## Start Supplied information

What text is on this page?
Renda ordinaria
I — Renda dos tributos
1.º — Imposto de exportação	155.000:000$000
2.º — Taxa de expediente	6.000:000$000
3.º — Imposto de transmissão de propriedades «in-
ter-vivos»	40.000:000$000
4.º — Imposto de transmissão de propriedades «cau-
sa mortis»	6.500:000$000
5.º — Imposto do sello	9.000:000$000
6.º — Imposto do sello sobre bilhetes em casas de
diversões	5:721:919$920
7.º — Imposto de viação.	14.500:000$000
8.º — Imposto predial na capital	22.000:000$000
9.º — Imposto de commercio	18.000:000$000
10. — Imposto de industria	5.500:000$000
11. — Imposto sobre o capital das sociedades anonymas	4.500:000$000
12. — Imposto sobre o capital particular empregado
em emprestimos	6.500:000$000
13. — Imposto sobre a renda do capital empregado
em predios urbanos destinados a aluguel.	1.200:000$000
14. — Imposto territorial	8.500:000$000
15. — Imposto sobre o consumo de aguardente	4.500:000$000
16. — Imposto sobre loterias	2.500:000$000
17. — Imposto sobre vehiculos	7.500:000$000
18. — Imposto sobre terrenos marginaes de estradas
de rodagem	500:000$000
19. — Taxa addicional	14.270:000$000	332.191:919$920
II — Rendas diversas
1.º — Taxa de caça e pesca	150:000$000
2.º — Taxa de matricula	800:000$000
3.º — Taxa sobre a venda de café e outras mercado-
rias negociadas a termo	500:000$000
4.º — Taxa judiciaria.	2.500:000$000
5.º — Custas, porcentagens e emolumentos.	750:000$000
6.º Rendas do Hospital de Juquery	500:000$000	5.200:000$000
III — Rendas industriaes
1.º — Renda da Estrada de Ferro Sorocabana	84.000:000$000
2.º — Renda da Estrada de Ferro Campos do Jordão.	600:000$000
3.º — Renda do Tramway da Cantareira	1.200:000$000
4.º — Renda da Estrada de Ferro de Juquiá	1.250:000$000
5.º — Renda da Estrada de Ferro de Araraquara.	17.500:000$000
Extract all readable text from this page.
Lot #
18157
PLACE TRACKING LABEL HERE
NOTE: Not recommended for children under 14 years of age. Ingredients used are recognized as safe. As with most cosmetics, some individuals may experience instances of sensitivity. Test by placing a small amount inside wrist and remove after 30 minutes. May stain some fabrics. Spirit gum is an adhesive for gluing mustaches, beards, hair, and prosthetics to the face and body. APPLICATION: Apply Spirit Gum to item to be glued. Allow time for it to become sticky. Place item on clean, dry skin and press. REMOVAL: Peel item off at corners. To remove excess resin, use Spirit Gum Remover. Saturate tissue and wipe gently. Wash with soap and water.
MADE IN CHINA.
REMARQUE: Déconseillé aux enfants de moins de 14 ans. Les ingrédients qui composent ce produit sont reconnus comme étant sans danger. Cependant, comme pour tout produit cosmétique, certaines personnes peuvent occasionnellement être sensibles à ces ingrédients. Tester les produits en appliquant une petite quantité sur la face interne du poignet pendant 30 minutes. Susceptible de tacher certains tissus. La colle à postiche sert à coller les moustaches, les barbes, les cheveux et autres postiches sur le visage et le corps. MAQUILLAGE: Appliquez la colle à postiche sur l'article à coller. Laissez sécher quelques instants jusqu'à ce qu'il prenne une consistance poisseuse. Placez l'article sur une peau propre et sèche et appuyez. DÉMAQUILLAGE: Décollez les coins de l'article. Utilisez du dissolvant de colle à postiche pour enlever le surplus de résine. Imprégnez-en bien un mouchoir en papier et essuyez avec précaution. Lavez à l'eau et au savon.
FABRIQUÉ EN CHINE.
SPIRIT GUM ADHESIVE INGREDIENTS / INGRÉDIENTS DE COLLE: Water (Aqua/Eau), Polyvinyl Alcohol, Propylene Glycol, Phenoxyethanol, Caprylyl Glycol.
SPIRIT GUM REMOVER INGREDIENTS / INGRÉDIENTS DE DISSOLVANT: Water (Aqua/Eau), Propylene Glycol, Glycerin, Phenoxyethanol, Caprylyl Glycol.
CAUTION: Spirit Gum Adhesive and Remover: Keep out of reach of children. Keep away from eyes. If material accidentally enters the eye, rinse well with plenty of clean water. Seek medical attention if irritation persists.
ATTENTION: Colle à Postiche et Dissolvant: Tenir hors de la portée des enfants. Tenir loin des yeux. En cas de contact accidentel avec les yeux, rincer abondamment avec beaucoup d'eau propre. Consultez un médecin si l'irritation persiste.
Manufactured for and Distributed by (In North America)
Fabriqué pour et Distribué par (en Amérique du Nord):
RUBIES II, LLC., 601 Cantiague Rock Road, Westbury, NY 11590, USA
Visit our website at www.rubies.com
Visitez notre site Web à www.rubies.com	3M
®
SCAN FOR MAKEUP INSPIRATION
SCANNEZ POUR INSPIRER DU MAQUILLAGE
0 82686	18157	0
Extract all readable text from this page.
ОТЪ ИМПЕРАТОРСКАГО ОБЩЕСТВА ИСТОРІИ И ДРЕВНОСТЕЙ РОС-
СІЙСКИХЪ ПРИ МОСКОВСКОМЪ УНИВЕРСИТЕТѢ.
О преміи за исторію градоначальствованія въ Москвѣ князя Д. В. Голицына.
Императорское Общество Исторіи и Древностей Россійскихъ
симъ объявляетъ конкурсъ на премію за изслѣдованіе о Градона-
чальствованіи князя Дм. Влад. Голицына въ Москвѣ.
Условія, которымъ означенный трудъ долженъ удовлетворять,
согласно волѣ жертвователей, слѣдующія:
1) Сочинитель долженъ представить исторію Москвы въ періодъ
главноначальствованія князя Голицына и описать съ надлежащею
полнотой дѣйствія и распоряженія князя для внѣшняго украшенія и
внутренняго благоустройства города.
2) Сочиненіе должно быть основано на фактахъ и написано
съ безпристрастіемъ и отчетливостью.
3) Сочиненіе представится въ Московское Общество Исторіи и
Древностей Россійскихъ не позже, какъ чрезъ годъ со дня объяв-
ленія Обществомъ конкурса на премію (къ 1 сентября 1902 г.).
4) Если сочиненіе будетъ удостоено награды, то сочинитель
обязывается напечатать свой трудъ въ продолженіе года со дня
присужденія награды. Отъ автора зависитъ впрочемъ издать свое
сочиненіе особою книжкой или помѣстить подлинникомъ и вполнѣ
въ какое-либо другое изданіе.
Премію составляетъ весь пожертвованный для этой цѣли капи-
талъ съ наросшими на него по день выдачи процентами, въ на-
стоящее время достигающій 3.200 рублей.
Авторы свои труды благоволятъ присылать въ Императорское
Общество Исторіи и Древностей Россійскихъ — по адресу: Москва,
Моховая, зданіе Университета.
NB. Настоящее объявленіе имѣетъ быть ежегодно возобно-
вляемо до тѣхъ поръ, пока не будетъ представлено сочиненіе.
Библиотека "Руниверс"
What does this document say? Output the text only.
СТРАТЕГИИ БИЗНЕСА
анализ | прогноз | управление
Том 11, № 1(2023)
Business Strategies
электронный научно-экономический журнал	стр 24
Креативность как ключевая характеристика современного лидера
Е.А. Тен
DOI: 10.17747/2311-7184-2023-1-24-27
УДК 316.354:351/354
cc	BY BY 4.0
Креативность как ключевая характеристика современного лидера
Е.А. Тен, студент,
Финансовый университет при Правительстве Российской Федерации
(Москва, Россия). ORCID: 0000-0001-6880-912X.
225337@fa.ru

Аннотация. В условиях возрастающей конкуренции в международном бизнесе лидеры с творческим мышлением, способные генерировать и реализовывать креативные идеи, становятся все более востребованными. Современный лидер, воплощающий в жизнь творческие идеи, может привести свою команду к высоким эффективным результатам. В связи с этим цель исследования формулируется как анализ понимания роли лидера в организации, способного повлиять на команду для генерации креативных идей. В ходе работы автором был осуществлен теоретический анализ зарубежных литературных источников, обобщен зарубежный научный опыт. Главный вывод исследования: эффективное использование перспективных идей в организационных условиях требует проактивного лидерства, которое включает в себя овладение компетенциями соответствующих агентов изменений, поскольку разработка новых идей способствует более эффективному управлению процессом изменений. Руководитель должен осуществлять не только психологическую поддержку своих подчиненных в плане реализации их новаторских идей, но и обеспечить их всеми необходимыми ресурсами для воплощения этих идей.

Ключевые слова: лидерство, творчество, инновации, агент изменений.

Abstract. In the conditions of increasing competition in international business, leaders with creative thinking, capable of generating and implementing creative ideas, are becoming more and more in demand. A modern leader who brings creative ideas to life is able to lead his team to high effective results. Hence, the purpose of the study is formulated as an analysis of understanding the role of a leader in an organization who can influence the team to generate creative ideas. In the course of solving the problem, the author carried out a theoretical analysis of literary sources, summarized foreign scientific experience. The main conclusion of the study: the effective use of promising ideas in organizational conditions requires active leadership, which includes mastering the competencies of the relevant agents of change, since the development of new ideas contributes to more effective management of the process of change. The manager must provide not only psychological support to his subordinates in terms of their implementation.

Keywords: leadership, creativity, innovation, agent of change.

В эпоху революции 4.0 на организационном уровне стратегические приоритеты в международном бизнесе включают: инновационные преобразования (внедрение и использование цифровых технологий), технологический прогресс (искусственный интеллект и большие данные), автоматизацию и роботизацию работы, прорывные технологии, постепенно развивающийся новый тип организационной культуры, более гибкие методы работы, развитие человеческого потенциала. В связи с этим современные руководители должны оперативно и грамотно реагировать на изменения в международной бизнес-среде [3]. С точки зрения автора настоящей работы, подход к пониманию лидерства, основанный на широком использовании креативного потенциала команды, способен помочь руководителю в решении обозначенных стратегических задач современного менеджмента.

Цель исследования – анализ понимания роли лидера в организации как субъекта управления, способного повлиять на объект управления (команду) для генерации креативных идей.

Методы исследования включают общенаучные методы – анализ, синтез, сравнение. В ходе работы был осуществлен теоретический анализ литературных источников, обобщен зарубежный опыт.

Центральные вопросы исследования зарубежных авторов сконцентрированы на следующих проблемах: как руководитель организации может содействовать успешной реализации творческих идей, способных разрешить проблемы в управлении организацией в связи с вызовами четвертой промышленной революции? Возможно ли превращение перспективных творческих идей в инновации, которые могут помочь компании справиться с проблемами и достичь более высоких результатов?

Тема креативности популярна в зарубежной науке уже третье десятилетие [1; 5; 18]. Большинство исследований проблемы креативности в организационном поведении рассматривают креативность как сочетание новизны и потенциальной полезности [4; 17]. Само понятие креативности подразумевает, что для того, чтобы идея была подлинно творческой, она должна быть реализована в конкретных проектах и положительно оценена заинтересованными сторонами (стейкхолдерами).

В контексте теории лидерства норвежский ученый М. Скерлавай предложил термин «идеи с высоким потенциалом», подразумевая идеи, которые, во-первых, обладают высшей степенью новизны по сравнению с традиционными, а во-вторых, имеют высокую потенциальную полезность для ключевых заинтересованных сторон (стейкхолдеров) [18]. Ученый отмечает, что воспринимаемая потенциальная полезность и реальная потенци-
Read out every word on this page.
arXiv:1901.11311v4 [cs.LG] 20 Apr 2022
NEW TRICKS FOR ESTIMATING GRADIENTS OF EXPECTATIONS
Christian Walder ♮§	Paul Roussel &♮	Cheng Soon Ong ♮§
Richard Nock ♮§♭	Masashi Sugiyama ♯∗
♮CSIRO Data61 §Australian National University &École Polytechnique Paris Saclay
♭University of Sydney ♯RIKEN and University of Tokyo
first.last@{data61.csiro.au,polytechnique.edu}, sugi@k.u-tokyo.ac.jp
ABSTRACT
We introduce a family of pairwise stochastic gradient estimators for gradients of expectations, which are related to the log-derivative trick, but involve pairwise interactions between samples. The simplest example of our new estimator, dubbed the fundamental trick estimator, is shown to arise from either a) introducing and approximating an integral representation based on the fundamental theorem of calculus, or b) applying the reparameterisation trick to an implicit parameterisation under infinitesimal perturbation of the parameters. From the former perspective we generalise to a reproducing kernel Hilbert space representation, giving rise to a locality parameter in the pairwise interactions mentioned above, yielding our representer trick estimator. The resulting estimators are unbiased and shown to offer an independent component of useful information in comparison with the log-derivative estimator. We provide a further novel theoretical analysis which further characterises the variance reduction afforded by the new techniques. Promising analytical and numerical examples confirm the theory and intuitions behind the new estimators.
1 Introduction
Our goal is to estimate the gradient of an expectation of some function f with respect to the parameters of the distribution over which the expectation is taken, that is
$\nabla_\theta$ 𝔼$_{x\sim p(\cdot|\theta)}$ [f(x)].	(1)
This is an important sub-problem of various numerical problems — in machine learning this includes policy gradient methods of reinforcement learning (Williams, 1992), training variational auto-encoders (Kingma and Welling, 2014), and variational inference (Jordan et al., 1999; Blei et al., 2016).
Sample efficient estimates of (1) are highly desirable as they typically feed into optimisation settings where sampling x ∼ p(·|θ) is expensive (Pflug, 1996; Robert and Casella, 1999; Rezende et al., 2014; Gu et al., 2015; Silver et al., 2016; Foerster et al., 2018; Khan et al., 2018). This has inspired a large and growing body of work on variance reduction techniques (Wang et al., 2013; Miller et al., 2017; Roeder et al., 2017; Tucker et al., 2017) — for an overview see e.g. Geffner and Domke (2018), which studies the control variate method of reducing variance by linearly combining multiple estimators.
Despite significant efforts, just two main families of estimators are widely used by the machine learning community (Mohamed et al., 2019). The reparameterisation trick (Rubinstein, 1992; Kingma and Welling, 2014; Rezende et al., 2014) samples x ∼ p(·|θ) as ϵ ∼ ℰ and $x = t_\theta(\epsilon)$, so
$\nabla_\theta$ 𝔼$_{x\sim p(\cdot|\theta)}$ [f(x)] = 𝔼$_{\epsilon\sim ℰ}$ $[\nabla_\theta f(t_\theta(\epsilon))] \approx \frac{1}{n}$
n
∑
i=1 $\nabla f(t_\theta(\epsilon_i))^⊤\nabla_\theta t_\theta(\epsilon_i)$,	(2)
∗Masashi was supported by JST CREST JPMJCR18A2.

## End Supplied information

> _Problem description_: Look through the lines above and collect those with the word "Москва".

> _Answer to the task_:
Общество Исторіи и Древностей Россійскихъ — по адресу: Москва,
(Москва, Россия). ORCID: 0000-0001-6880-912X.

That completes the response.